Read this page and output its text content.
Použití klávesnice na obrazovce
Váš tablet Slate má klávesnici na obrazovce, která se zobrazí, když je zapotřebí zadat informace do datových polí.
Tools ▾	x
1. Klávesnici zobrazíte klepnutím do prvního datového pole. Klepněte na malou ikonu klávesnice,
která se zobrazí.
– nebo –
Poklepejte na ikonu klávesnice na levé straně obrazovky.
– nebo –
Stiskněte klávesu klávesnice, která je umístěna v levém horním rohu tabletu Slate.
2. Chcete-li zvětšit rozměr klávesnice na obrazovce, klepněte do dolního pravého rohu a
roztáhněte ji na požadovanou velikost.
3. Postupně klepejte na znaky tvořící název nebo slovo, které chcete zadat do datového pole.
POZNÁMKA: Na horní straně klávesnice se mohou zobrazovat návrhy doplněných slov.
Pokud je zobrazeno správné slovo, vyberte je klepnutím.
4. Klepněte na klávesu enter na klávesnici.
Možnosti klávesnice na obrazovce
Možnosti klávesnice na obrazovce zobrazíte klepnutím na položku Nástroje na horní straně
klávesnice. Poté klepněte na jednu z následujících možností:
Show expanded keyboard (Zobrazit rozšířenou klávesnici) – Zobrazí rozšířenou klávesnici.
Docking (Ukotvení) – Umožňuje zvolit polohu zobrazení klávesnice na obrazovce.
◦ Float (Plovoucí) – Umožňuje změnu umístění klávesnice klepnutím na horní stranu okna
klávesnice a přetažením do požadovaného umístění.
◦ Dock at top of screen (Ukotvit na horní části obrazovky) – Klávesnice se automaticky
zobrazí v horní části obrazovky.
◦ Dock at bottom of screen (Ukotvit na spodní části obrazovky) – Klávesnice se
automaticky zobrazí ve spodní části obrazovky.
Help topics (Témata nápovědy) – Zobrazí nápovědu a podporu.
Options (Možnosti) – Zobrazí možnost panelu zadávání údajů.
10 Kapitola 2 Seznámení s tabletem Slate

..........

Gather each line that holds "klávesu".

Task result
Stiskněte klávesu klávesnice, která je umístěna v levém horním rohu tabletu Slate.
4. Klepněte na klávesu enter na klávesnici.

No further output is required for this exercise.